__WORK TO BE COMPLETED__. Which lines include the word "Vamos"? Copy each of them.

__INPUT FOR THIS TASK__.

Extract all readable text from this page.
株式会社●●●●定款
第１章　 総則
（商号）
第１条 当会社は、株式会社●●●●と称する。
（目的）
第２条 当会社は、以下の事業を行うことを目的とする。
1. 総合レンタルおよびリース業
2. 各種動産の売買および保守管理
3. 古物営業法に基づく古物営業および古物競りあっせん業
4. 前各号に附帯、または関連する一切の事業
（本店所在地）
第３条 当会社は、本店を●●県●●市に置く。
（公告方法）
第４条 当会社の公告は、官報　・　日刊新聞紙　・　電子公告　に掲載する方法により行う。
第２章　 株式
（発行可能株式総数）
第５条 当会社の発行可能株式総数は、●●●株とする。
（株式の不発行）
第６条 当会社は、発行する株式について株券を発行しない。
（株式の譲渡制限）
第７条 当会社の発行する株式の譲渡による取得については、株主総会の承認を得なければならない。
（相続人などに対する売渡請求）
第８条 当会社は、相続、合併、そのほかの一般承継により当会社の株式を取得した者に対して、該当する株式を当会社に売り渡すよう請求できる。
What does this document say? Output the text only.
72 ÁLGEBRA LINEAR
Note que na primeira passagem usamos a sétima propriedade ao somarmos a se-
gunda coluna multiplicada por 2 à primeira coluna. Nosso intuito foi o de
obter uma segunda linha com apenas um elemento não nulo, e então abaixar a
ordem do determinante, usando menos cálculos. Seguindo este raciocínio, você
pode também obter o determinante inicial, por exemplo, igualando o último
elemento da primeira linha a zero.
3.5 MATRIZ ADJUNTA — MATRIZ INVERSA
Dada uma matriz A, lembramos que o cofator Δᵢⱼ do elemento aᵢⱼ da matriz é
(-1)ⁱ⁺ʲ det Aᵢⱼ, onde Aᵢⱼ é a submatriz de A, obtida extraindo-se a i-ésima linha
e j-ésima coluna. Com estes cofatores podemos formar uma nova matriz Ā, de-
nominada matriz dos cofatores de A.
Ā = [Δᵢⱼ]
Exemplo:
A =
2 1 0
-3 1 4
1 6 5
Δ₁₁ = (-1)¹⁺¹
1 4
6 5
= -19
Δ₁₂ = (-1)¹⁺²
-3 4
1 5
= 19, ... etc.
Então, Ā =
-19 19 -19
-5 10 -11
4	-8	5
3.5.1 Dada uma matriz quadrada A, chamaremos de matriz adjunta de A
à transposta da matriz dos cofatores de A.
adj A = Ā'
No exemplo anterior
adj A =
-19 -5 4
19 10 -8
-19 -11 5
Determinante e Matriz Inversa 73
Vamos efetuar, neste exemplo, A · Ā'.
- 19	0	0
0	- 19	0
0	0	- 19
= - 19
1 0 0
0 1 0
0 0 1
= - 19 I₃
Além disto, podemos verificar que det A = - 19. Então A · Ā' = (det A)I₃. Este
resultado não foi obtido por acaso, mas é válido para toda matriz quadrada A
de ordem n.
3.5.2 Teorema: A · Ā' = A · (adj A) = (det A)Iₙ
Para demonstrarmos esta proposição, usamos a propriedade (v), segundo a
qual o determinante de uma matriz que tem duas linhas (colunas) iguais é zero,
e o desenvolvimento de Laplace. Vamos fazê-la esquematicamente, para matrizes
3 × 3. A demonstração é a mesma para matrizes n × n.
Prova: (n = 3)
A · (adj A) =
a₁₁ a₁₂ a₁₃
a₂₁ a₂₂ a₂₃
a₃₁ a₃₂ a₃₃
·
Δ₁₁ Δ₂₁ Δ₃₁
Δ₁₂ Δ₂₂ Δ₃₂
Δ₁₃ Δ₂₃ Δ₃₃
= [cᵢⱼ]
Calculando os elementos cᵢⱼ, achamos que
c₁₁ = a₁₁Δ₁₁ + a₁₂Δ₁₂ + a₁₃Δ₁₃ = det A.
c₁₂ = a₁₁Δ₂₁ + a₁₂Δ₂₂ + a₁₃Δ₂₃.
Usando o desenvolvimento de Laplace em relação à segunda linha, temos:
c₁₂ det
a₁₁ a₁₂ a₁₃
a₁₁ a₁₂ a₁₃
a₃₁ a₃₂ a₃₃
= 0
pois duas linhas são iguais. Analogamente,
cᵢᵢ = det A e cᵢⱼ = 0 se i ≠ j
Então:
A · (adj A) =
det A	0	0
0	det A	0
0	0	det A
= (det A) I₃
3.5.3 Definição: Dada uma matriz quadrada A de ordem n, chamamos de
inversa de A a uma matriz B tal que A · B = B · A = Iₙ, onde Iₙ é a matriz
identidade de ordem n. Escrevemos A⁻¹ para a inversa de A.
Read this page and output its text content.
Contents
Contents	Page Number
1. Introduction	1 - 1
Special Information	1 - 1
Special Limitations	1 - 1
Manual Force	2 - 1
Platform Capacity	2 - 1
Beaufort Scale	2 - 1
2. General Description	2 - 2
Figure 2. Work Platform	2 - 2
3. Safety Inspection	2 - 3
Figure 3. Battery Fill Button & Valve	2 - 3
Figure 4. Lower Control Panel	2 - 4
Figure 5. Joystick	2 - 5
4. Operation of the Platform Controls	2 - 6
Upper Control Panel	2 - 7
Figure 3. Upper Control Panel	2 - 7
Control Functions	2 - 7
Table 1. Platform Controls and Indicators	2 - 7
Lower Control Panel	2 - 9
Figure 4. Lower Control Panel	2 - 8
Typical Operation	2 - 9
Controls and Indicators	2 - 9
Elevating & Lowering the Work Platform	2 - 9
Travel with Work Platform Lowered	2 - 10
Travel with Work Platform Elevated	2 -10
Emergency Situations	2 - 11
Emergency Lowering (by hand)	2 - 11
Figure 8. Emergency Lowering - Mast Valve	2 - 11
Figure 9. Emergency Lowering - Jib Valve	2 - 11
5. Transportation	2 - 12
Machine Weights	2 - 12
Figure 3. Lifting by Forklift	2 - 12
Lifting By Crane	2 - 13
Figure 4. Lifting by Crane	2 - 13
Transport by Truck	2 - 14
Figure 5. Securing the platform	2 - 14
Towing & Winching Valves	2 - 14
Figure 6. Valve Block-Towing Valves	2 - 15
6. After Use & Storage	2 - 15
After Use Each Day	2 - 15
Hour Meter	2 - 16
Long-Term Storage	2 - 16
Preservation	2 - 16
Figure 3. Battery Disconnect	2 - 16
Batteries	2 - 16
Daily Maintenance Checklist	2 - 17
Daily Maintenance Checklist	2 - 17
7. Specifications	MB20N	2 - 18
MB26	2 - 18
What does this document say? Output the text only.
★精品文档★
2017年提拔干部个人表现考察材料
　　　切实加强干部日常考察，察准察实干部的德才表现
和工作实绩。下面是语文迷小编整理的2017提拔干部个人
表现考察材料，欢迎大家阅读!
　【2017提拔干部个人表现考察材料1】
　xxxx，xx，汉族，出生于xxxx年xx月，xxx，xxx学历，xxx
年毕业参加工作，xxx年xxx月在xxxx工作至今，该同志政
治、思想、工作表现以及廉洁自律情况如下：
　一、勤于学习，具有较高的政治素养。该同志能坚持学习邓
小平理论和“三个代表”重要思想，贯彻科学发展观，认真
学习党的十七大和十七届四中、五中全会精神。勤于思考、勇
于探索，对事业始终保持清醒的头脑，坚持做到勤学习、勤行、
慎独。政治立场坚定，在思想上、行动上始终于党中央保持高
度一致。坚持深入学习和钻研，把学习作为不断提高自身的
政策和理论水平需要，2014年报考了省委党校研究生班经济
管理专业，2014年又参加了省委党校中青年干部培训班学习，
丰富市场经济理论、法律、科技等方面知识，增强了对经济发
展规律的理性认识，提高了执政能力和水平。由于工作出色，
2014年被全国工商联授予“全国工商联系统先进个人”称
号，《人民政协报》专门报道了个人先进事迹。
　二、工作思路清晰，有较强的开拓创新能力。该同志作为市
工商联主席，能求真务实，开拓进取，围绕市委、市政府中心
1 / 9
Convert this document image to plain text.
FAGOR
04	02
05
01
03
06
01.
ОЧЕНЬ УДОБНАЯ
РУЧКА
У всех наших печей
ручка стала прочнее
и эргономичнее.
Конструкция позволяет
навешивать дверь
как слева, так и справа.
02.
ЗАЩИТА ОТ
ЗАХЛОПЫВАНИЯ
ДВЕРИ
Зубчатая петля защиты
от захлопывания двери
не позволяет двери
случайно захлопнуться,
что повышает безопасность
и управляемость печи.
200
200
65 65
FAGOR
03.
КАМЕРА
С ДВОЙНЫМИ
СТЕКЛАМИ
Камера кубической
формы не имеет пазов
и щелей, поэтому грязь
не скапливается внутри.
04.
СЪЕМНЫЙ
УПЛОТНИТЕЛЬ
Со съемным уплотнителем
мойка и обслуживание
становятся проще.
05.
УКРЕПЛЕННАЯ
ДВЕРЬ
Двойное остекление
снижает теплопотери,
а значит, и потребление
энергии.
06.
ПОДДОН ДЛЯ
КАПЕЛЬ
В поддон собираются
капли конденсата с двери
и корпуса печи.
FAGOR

__TASK SOLUTION__.
Vamos efetuar, neste exemplo, A · Ā'.
e o desenvolvimento de Laplace. Vamos fazê-la esquematicamente, para matrizes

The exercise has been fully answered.